Element and region data:
-- Begin --

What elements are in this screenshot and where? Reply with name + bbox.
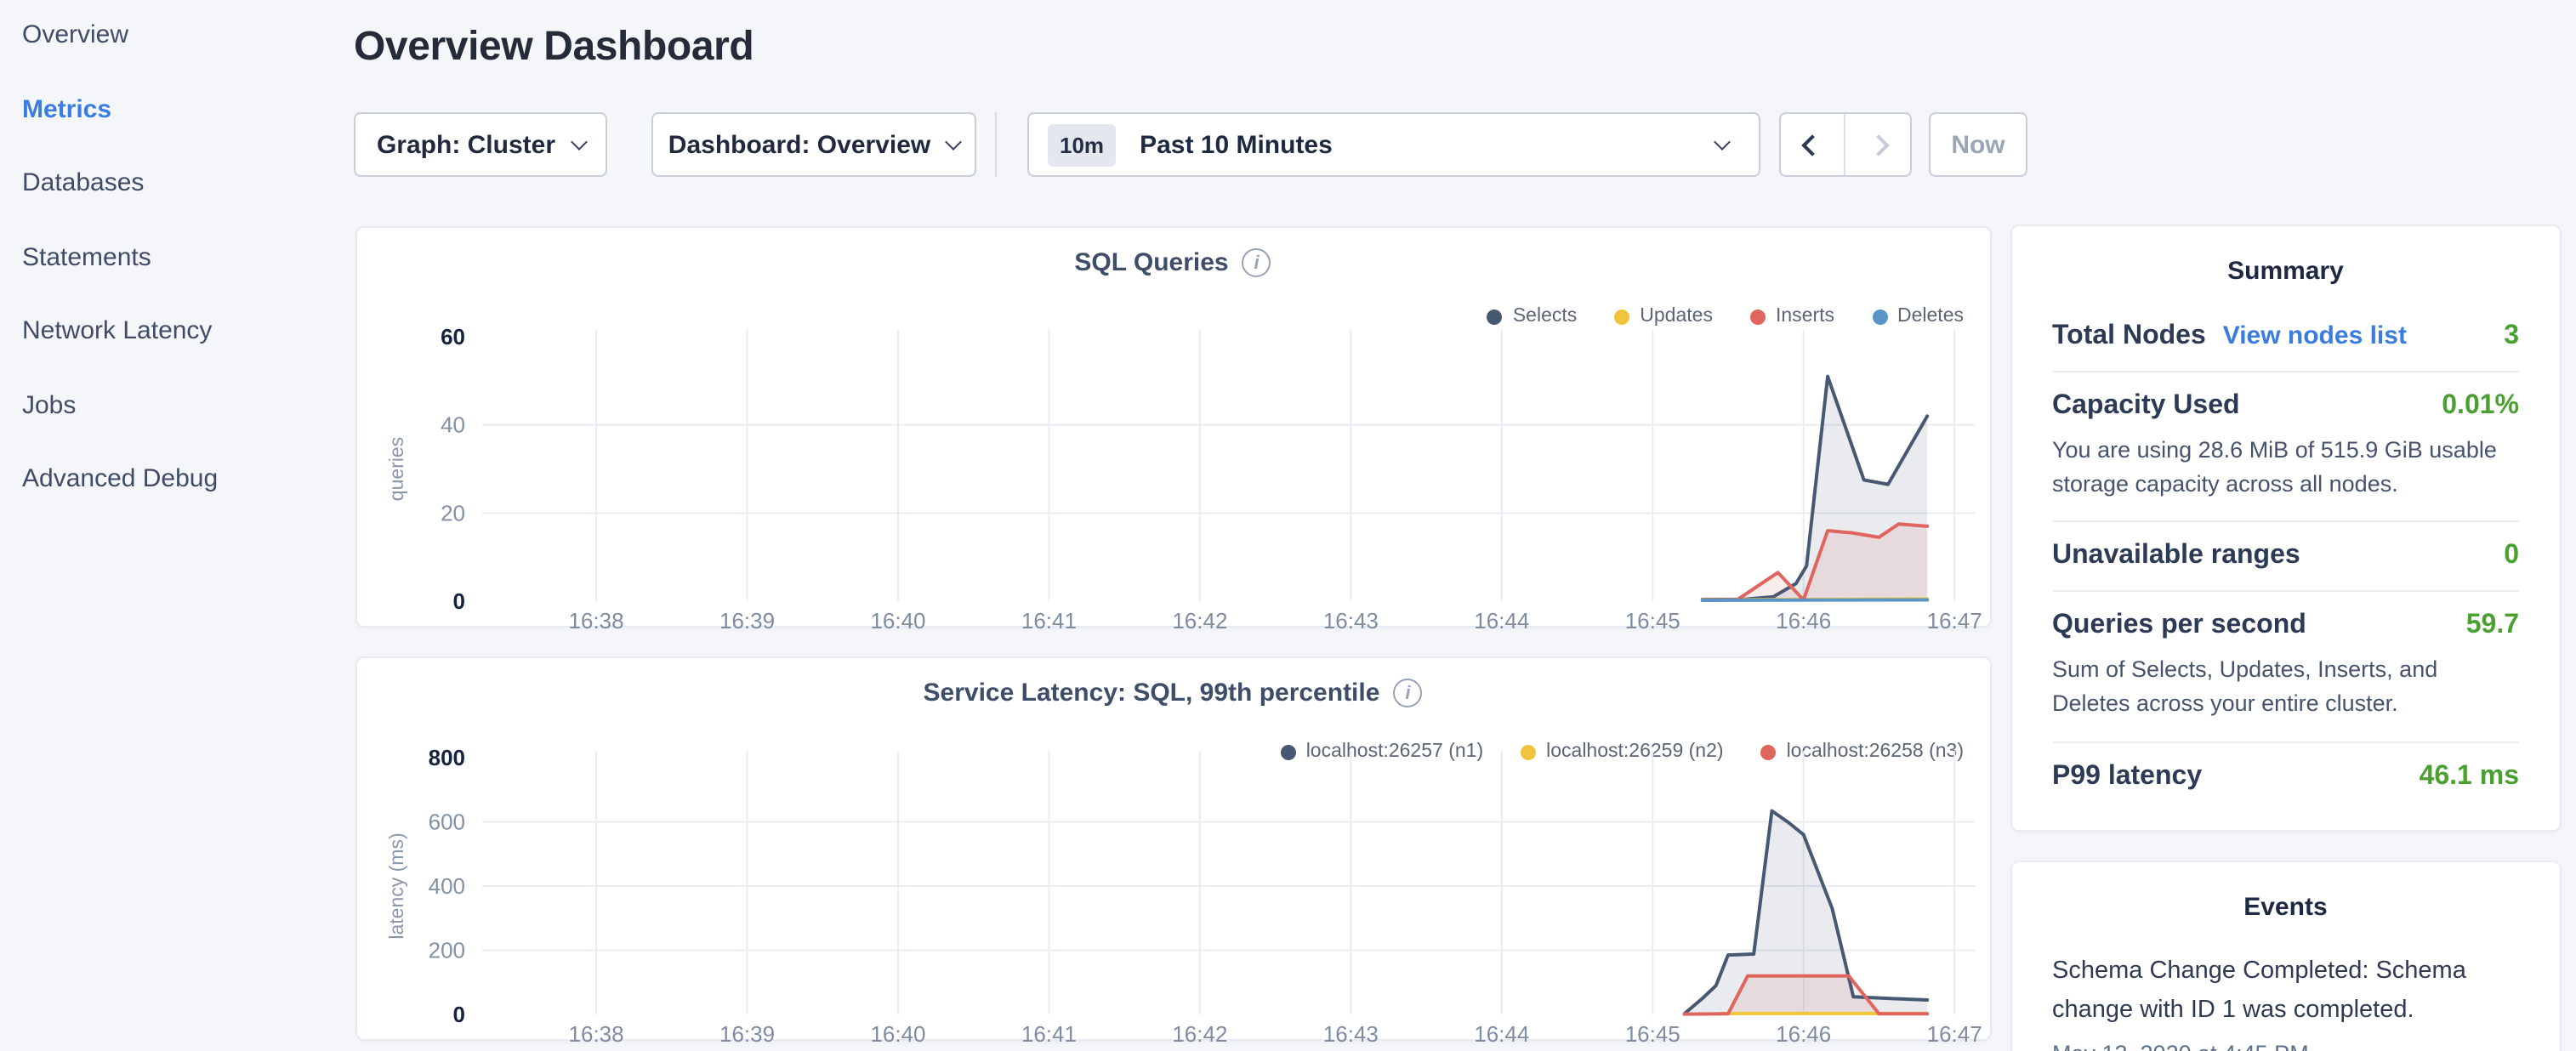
time-step-buttons <box>1779 112 1912 177</box>
sidebar-item-statements[interactable]: Statements <box>22 242 311 271</box>
sidebar-item-databases[interactable]: Databases <box>22 168 311 197</box>
svg-text:400: 400 <box>428 873 464 899</box>
sidebar-item-overview[interactable]: Overview <box>22 20 311 49</box>
svg-text:16:40: 16:40 <box>869 1021 924 1047</box>
svg-text:16:38: 16:38 <box>568 1021 623 1047</box>
sql-queries-chart-plot[interactable]: 020406016:3816:3916:4016:4116:4216:4316:… <box>356 228 1993 629</box>
svg-text:0: 0 <box>452 588 464 614</box>
svg-text:16:38: 16:38 <box>568 608 623 633</box>
summary-value: 0.01% <box>2442 390 2519 421</box>
dashboard-dropdown[interactable]: Dashboard: Overview <box>651 112 976 177</box>
summary-value: 59.7 <box>2466 611 2519 641</box>
sidebar-item-network-latency[interactable]: Network Latency <box>22 316 311 345</box>
dashboard-dropdown-label: Dashboard: Overview <box>668 130 930 159</box>
svg-text:16:40: 16:40 <box>869 608 924 633</box>
svg-text:latency (ms): latency (ms) <box>384 832 407 939</box>
sidebar-nav: Overview Metrics Databases Statements Ne… <box>0 0 333 559</box>
filter-divider <box>995 112 997 177</box>
events-title: Events <box>2052 862 2519 922</box>
summary-title: Summary <box>2052 225 2519 285</box>
summary-label: Queries per second <box>2052 611 2306 641</box>
svg-text:16:46: 16:46 <box>1775 1021 1830 1047</box>
summary-subtext: Sum of Selects, Updates, Inserts, and De… <box>2052 653 2519 722</box>
svg-text:16:43: 16:43 <box>1322 1021 1378 1047</box>
svg-text:16:39: 16:39 <box>719 608 774 633</box>
svg-text:60: 60 <box>440 324 464 349</box>
summary-row-p99-latency: P99 latency 46.1 ms <box>2052 742 2519 810</box>
graph-dropdown[interactable]: Graph: Cluster <box>354 112 607 177</box>
time-range-label: Past 10 Minutes <box>1140 130 1333 159</box>
chevron-down-icon <box>1714 133 1731 150</box>
svg-text:16:44: 16:44 <box>1473 608 1528 633</box>
svg-text:16:43: 16:43 <box>1322 608 1378 633</box>
svg-text:16:47: 16:47 <box>1926 608 1982 633</box>
summary-label: P99 latency <box>2052 761 2202 792</box>
chevron-down-icon <box>570 133 587 150</box>
svg-text:16:44: 16:44 <box>1473 1021 1528 1047</box>
svg-text:16:42: 16:42 <box>1171 608 1226 633</box>
time-range-selector[interactable]: 10m Past 10 Minutes <box>1027 112 1760 177</box>
svg-text:16:45: 16:45 <box>1624 608 1680 633</box>
svg-text:16:41: 16:41 <box>1021 608 1076 633</box>
chevron-down-icon <box>945 133 962 150</box>
events-panel: Events Schema Change Completed: Schema c… <box>2010 861 2562 1051</box>
svg-text:16:41: 16:41 <box>1021 1021 1076 1047</box>
graph-dropdown-label: Graph: Cluster <box>377 130 555 159</box>
now-button[interactable]: Now <box>1929 112 2027 177</box>
event-item-timestamp: May 13, 2020 at 4:45 PM <box>2052 1041 2519 1051</box>
summary-row-unavailable-ranges: Unavailable ranges 0 <box>2052 522 2519 592</box>
event-item-text: Schema Change Completed: Schema change w… <box>2052 952 2519 1031</box>
sidebar-item-jobs[interactable]: Jobs <box>22 390 311 419</box>
svg-text:16:45: 16:45 <box>1624 1021 1680 1047</box>
time-step-forward-button[interactable] <box>1845 114 1910 175</box>
sidebar-item-metrics[interactable]: Metrics <box>22 94 311 123</box>
service-latency-chart-card: Service Latency: SQL, 99th percentile i … <box>355 656 1991 1041</box>
summary-subtext: You are using 28.6 MiB of 515.9 GiB usab… <box>2052 433 2519 502</box>
summary-row-capacity-used: Capacity Used 0.01% You are using 28.6 M… <box>2052 372 2519 522</box>
summary-value: 0 <box>2504 541 2519 571</box>
view-nodes-list-link[interactable]: View nodes list <box>2223 321 2407 349</box>
summary-label: Capacity Used <box>2052 390 2240 421</box>
time-range-badge: 10m <box>1048 123 1116 166</box>
summary-value: 3 <box>2504 321 2519 351</box>
service-latency-chart-plot[interactable]: 020040060080016:3816:3916:4016:4116:4216… <box>356 658 1993 1042</box>
svg-text:queries: queries <box>384 437 407 501</box>
summary-panel: Summary Total Nodes View nodes list 3 Ca… <box>2010 224 2562 831</box>
svg-text:0: 0 <box>452 1002 464 1027</box>
svg-text:16:39: 16:39 <box>719 1021 774 1047</box>
summary-label: Total Nodes <box>2052 321 2206 351</box>
svg-text:16:42: 16:42 <box>1171 1021 1226 1047</box>
sidebar-item-advanced-debug[interactable]: Advanced Debug <box>22 464 311 493</box>
svg-text:600: 600 <box>428 810 464 835</box>
chevron-left-icon <box>1801 134 1823 155</box>
sql-queries-chart-card: SQL Queries i SelectsUpdatesInsertsDelet… <box>355 226 1991 628</box>
svg-text:200: 200 <box>428 938 464 963</box>
svg-text:16:46: 16:46 <box>1775 608 1830 633</box>
svg-text:20: 20 <box>440 500 464 526</box>
time-step-back-button[interactable] <box>1781 114 1845 175</box>
page-title: Overview Dashboard <box>354 24 753 71</box>
svg-text:16:47: 16:47 <box>1926 1021 1982 1047</box>
chevron-right-icon <box>1867 134 1888 155</box>
svg-text:40: 40 <box>440 412 464 438</box>
db-console-page: Overview Metrics Databases Statements Ne… <box>0 0 2576 1051</box>
summary-label: Unavailable ranges <box>2052 541 2300 571</box>
summary-row-queries-per-second: Queries per second 59.7 Sum of Selects, … <box>2052 592 2519 742</box>
svg-text:800: 800 <box>428 745 464 770</box>
summary-value: 46.1 ms <box>2420 761 2519 792</box>
summary-row-total-nodes: Total Nodes View nodes list 3 <box>2052 302 2519 372</box>
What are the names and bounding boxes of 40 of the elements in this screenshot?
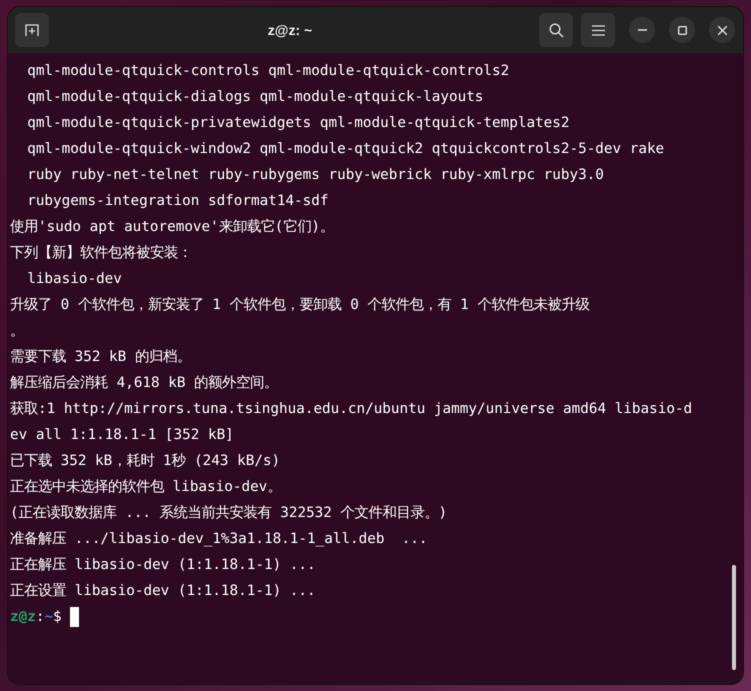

-- End --

* _Objective_
Rewrite all the lines above, replacing "Past 10 Minutes" with "Past 1 Hour" and keeping everything else the same. Omit the pictures.

* _Response_
What elements are in this screenshot and where? Reply with name + bbox.
time-step-buttons <box>1779 112 1912 177</box>
sidebar-item-statements[interactable]: Statements <box>22 242 311 271</box>
sidebar-item-databases[interactable]: Databases <box>22 168 311 197</box>
svg-text:400: 400 <box>428 873 464 899</box>
sidebar-item-overview[interactable]: Overview <box>22 20 311 49</box>
svg-text:16:40: 16:40 <box>869 1021 924 1047</box>
svg-text:16:38: 16:38 <box>568 1021 623 1047</box>
sql-queries-chart-plot[interactable]: 020406016:3816:3916:4016:4116:4216:4316:… <box>356 228 1993 629</box>
svg-text:0: 0 <box>452 588 464 614</box>
svg-text:16:38: 16:38 <box>568 608 623 633</box>
summary-value: 0.01% <box>2442 390 2519 421</box>
dashboard-dropdown[interactable]: Dashboard: Overview <box>651 112 976 177</box>
summary-value: 59.7 <box>2466 611 2519 641</box>
sidebar-item-network-latency[interactable]: Network Latency <box>22 316 311 345</box>
dashboard-dropdown-label: Dashboard: Overview <box>668 130 930 159</box>
svg-text:16:40: 16:40 <box>869 608 924 633</box>
svg-text:latency (ms): latency (ms) <box>384 832 407 939</box>
sidebar-nav: Overview Metrics Databases Statements Ne… <box>0 0 333 559</box>
filter-divider <box>995 112 997 177</box>
events-title: Events <box>2052 862 2519 922</box>
summary-title: Summary <box>2052 225 2519 285</box>
summary-label: Queries per second <box>2052 611 2306 641</box>
svg-text:16:46: 16:46 <box>1775 1021 1830 1047</box>
summary-subtext: Sum of Selects, Updates, Inserts, and De… <box>2052 653 2519 722</box>
svg-text:16:43: 16:43 <box>1322 1021 1378 1047</box>
svg-text:16:39: 16:39 <box>719 608 774 633</box>
svg-text:60: 60 <box>440 324 464 349</box>
summary-row-p99-latency: P99 latency 46.1 ms <box>2052 742 2519 810</box>
graph-dropdown[interactable]: Graph: Cluster <box>354 112 607 177</box>
time-range-label: Past 1 Hour <box>1140 130 1333 159</box>
chevron-down-icon <box>1714 133 1731 150</box>
svg-text:16:44: 16:44 <box>1473 608 1528 633</box>
svg-text:16:43: 16:43 <box>1322 608 1378 633</box>
svg-text:16:47: 16:47 <box>1926 608 1982 633</box>
summary-label: P99 latency <box>2052 761 2202 792</box>
chevron-down-icon <box>570 133 587 150</box>
svg-text:16:44: 16:44 <box>1473 1021 1528 1047</box>
svg-text:16:42: 16:42 <box>1171 608 1226 633</box>
time-range-selector[interactable]: 10m Past 1 Hour <box>1027 112 1760 177</box>
svg-text:16:45: 16:45 <box>1624 608 1680 633</box>
svg-text:16:41: 16:41 <box>1021 608 1076 633</box>
chevron-down-icon <box>945 133 962 150</box>
events-panel: Events Schema Change Completed: Schema c… <box>2010 861 2562 1051</box>
svg-text:16:41: 16:41 <box>1021 1021 1076 1047</box>
graph-dropdown-label: Graph: Cluster <box>377 130 555 159</box>
now-button[interactable]: Now <box>1929 112 2027 177</box>
event-item-timestamp: May 13, 2020 at 4:45 PM <box>2052 1041 2519 1051</box>
summary-row-unavailable-ranges: Unavailable ranges 0 <box>2052 522 2519 592</box>
event-item-text: Schema Change Completed: Schema change w… <box>2052 952 2519 1031</box>
sidebar-item-jobs[interactable]: Jobs <box>22 390 311 419</box>
svg-text:16:45: 16:45 <box>1624 1021 1680 1047</box>
time-step-forward-button[interactable] <box>1845 114 1910 175</box>
sidebar-item-metrics[interactable]: Metrics <box>22 94 311 123</box>
service-latency-chart-card: Service Latency: SQL, 99th percentile i … <box>355 656 1991 1041</box>
summary-subtext: You are using 28.6 MiB of 515.9 GiB usab… <box>2052 433 2519 502</box>
summary-row-capacity-used: Capacity Used 0.01% You are using 28.6 M… <box>2052 372 2519 522</box>
summary-value: 0 <box>2504 541 2519 571</box>
view-nodes-list-link[interactable]: View nodes list <box>2223 321 2407 349</box>
summary-label: Capacity Used <box>2052 390 2240 421</box>
time-range-badge: 10m <box>1048 123 1116 166</box>
summary-value: 3 <box>2504 321 2519 351</box>
service-latency-chart-plot[interactable]: 020040060080016:3816:3916:4016:4116:4216… <box>356 658 1993 1042</box>
svg-text:queries: queries <box>384 437 407 501</box>
summary-panel: Summary Total Nodes View nodes list 3 Ca… <box>2010 224 2562 831</box>
svg-text:0: 0 <box>452 1002 464 1027</box>
svg-text:16:39: 16:39 <box>719 1021 774 1047</box>
summary-label: Total Nodes <box>2052 321 2206 351</box>
svg-text:16:42: 16:42 <box>1171 1021 1226 1047</box>
sidebar-item-advanced-debug[interactable]: Advanced Debug <box>22 464 311 493</box>
svg-text:600: 600 <box>428 810 464 835</box>
chevron-left-icon <box>1801 134 1823 155</box>
sql-queries-chart-card: SQL Queries i SelectsUpdatesInsertsDelet… <box>355 226 1991 628</box>
svg-text:200: 200 <box>428 938 464 963</box>
svg-text:16:46: 16:46 <box>1775 608 1830 633</box>
svg-text:20: 20 <box>440 500 464 526</box>
time-step-back-button[interactable] <box>1781 114 1845 175</box>
page-title: Overview Dashboard <box>354 24 753 71</box>
svg-text:16:47: 16:47 <box>1926 1021 1982 1047</box>
chevron-right-icon <box>1867 134 1888 155</box>
svg-text:40: 40 <box>440 412 464 438</box>
db-console-page: Overview Metrics Databases Statements Ne… <box>0 0 2576 1051</box>
summary-label: Unavailable ranges <box>2052 541 2300 571</box>
summary-row-queries-per-second: Queries per second 59.7 Sum of Selects, … <box>2052 592 2519 742</box>
svg-text:800: 800 <box>428 745 464 770</box>
summary-value: 46.1 ms <box>2420 761 2519 792</box>
summary-row-total-nodes: Total Nodes View nodes list 3 <box>2052 302 2519 372</box>
What are the names and bounding boxes of 40 of the elements in this screenshot?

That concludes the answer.